## begin Data extract
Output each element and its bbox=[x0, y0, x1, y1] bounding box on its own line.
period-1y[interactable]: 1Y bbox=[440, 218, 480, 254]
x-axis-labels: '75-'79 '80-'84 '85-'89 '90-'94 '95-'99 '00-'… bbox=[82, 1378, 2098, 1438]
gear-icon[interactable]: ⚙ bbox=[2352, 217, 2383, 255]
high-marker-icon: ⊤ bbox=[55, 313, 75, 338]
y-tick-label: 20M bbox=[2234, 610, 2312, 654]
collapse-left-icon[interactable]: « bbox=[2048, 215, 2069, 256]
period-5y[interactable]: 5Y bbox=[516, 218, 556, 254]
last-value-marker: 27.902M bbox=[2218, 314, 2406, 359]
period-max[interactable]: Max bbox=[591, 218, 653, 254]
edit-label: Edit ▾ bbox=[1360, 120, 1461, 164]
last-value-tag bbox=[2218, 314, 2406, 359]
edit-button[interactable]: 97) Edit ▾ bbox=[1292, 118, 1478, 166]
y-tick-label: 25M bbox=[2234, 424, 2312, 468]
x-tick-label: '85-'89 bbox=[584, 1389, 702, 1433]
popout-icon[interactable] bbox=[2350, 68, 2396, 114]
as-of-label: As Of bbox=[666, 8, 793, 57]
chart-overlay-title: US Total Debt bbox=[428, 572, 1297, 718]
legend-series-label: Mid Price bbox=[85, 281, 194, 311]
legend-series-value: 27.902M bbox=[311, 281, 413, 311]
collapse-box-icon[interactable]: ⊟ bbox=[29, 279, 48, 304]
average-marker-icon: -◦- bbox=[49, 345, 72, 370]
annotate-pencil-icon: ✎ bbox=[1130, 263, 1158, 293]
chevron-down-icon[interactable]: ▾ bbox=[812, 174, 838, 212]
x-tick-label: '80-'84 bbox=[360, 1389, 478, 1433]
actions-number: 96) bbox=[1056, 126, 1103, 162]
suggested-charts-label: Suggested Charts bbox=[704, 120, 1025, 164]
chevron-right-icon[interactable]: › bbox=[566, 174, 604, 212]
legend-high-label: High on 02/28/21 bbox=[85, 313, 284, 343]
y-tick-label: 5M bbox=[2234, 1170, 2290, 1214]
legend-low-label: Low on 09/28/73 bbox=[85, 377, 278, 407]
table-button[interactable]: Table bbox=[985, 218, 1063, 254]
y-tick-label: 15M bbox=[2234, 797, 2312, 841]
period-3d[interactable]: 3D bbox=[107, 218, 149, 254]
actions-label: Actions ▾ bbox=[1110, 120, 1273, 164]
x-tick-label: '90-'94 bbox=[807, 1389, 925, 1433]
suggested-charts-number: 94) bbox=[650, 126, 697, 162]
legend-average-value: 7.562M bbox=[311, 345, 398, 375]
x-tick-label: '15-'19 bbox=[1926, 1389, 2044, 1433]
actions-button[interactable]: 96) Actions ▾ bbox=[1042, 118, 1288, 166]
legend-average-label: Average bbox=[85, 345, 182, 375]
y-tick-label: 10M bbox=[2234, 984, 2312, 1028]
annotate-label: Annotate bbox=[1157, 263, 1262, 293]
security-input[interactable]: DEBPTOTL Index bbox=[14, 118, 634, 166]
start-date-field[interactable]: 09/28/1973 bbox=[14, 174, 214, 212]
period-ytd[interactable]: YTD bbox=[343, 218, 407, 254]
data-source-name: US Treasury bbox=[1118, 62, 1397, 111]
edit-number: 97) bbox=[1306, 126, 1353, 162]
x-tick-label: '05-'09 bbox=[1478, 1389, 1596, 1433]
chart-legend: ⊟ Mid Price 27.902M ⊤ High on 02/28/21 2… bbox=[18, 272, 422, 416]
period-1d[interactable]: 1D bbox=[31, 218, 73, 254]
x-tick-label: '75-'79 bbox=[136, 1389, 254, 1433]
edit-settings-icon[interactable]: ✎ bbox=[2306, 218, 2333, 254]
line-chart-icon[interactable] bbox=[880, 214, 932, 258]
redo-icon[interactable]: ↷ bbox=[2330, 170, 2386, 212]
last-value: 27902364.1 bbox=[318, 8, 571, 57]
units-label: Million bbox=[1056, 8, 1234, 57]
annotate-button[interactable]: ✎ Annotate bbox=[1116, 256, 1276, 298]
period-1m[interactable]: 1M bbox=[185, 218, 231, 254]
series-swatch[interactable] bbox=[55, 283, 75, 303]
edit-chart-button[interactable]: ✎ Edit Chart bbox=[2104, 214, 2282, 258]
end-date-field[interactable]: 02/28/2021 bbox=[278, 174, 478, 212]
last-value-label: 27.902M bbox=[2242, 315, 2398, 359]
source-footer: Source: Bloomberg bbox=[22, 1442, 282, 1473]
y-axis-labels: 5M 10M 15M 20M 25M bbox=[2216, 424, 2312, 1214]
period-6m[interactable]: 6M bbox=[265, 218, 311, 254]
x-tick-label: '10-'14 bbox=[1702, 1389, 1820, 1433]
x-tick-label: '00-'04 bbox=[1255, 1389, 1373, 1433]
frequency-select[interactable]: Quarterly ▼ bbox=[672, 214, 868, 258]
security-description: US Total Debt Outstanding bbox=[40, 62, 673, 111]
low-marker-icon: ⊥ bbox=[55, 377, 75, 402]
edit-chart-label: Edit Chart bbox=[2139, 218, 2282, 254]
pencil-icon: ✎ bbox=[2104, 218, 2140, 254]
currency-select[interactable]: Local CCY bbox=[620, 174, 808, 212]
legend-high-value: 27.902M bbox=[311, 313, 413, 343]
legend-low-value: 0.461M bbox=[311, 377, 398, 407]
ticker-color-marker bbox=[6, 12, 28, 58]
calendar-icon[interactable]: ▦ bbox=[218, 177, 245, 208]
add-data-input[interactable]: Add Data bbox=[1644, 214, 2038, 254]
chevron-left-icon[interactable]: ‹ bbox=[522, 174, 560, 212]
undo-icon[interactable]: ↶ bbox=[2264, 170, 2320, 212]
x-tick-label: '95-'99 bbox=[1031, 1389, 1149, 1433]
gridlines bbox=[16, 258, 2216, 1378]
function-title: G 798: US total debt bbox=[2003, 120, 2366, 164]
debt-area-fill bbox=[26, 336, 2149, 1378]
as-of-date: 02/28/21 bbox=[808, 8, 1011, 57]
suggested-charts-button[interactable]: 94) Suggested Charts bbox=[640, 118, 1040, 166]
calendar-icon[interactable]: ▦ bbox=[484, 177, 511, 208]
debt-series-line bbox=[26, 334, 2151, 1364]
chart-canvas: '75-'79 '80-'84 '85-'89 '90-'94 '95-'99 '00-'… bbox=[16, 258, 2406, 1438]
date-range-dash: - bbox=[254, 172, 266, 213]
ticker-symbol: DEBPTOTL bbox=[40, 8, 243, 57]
## end Data extract
▶ _Task to complete_
Rewrite the entries with every "x-tick-label" changed to "x-axis-tick" and nothing else altered.

▶ _Exercise response_
Output each element and its bbox=[x0, y0, x1, y1] bounding box on its own line.
period-1y[interactable]: 1Y bbox=[440, 218, 480, 254]
x-axis-labels: '75-'79 '80-'84 '85-'89 '90-'94 '95-'99 '00-'… bbox=[82, 1378, 2098, 1438]
gear-icon[interactable]: ⚙ bbox=[2352, 217, 2383, 255]
high-marker-icon: ⊤ bbox=[55, 313, 75, 338]
y-tick-label: 20M bbox=[2234, 610, 2312, 654]
collapse-left-icon[interactable]: « bbox=[2048, 215, 2069, 256]
period-5y[interactable]: 5Y bbox=[516, 218, 556, 254]
last-value-marker: 27.902M bbox=[2218, 314, 2406, 359]
period-max[interactable]: Max bbox=[591, 218, 653, 254]
edit-label: Edit ▾ bbox=[1360, 120, 1461, 164]
last-value-tag bbox=[2218, 314, 2406, 359]
edit-button[interactable]: 97) Edit ▾ bbox=[1292, 118, 1478, 166]
y-tick-label: 25M bbox=[2234, 424, 2312, 468]
x-axis-tick: '85-'89 bbox=[584, 1389, 702, 1433]
popout-icon[interactable] bbox=[2350, 68, 2396, 114]
as-of-label: As Of bbox=[666, 8, 793, 57]
chart-overlay-title: US Total Debt bbox=[428, 572, 1297, 718]
legend-series-label: Mid Price bbox=[85, 281, 194, 311]
legend-series-value: 27.902M bbox=[311, 281, 413, 311]
collapse-box-icon[interactable]: ⊟ bbox=[29, 279, 48, 304]
average-marker-icon: -◦- bbox=[49, 345, 72, 370]
annotate-pencil-icon: ✎ bbox=[1130, 263, 1158, 293]
chevron-down-icon[interactable]: ▾ bbox=[812, 174, 838, 212]
x-axis-tick: '80-'84 bbox=[360, 1389, 478, 1433]
actions-number: 96) bbox=[1056, 126, 1103, 162]
suggested-charts-label: Suggested Charts bbox=[704, 120, 1025, 164]
chevron-right-icon[interactable]: › bbox=[566, 174, 604, 212]
legend-high-label: High on 02/28/21 bbox=[85, 313, 284, 343]
y-tick-label: 5M bbox=[2234, 1170, 2290, 1214]
legend-low-label: Low on 09/28/73 bbox=[85, 377, 278, 407]
table-button[interactable]: Table bbox=[985, 218, 1063, 254]
y-tick-label: 15M bbox=[2234, 797, 2312, 841]
period-3d[interactable]: 3D bbox=[107, 218, 149, 254]
actions-label: Actions ▾ bbox=[1110, 120, 1273, 164]
x-axis-tick: '90-'94 bbox=[807, 1389, 925, 1433]
suggested-charts-number: 94) bbox=[650, 126, 697, 162]
legend-average-value: 7.562M bbox=[311, 345, 398, 375]
x-axis-tick: '15-'19 bbox=[1926, 1389, 2044, 1433]
actions-button[interactable]: 96) Actions ▾ bbox=[1042, 118, 1288, 166]
legend-average-label: Average bbox=[85, 345, 182, 375]
y-tick-label: 10M bbox=[2234, 984, 2312, 1028]
annotate-label: Annotate bbox=[1157, 263, 1262, 293]
security-input[interactable]: DEBPTOTL Index bbox=[14, 118, 634, 166]
start-date-field[interactable]: 09/28/1973 bbox=[14, 174, 214, 212]
period-ytd[interactable]: YTD bbox=[343, 218, 407, 254]
data-source-name: US Treasury bbox=[1118, 62, 1397, 111]
edit-number: 97) bbox=[1306, 126, 1353, 162]
x-axis-tick: '05-'09 bbox=[1478, 1389, 1596, 1433]
chart-legend: ⊟ Mid Price 27.902M ⊤ High on 02/28/21 2… bbox=[18, 272, 422, 416]
period-1d[interactable]: 1D bbox=[31, 218, 73, 254]
x-axis-tick: '75-'79 bbox=[136, 1389, 254, 1433]
edit-settings-icon[interactable]: ✎ bbox=[2306, 218, 2333, 254]
line-chart-icon[interactable] bbox=[880, 214, 932, 258]
redo-icon[interactable]: ↷ bbox=[2330, 170, 2386, 212]
last-value: 27902364.1 bbox=[318, 8, 571, 57]
units-label: Million bbox=[1056, 8, 1234, 57]
annotate-button[interactable]: ✎ Annotate bbox=[1116, 256, 1276, 298]
period-1m[interactable]: 1M bbox=[185, 218, 231, 254]
series-swatch[interactable] bbox=[55, 283, 75, 303]
edit-chart-button[interactable]: ✎ Edit Chart bbox=[2104, 214, 2282, 258]
end-date-field[interactable]: 02/28/2021 bbox=[278, 174, 478, 212]
last-value-label: 27.902M bbox=[2242, 315, 2398, 359]
source-footer: Source: Bloomberg bbox=[22, 1442, 282, 1473]
y-axis-labels: 5M 10M 15M 20M 25M bbox=[2216, 424, 2312, 1214]
period-6m[interactable]: 6M bbox=[265, 218, 311, 254]
x-axis-tick: '10-'14 bbox=[1702, 1389, 1820, 1433]
x-axis-tick: '00-'04 bbox=[1255, 1389, 1373, 1433]
frequency-select[interactable]: Quarterly ▼ bbox=[672, 214, 868, 258]
security-description: US Total Debt Outstanding bbox=[40, 62, 673, 111]
low-marker-icon: ⊥ bbox=[55, 377, 75, 402]
edit-chart-label: Edit Chart bbox=[2139, 218, 2282, 254]
pencil-icon: ✎ bbox=[2104, 218, 2140, 254]
currency-select[interactable]: Local CCY bbox=[620, 174, 808, 212]
legend-high-value: 27.902M bbox=[311, 313, 413, 343]
legend-low-value: 0.461M bbox=[311, 377, 398, 407]
ticker-color-marker bbox=[6, 12, 28, 58]
calendar-icon[interactable]: ▦ bbox=[218, 177, 245, 208]
add-data-input[interactable]: Add Data bbox=[1644, 214, 2038, 254]
chevron-left-icon[interactable]: ‹ bbox=[522, 174, 560, 212]
undo-icon[interactable]: ↶ bbox=[2264, 170, 2320, 212]
x-axis-tick: '95-'99 bbox=[1031, 1389, 1149, 1433]
gridlines bbox=[16, 258, 2216, 1378]
function-title: G 798: US total debt bbox=[2003, 120, 2366, 164]
debt-area-fill bbox=[26, 336, 2149, 1378]
as-of-date: 02/28/21 bbox=[808, 8, 1011, 57]
suggested-charts-button[interactable]: 94) Suggested Charts bbox=[640, 118, 1040, 166]
calendar-icon[interactable]: ▦ bbox=[484, 177, 511, 208]
debt-series-line bbox=[26, 334, 2151, 1364]
chart-canvas: '75-'79 '80-'84 '85-'89 '90-'94 '95-'99 '00-'… bbox=[16, 258, 2406, 1438]
date-range-dash: - bbox=[254, 172, 266, 213]
ticker-symbol: DEBPTOTL bbox=[40, 8, 243, 57]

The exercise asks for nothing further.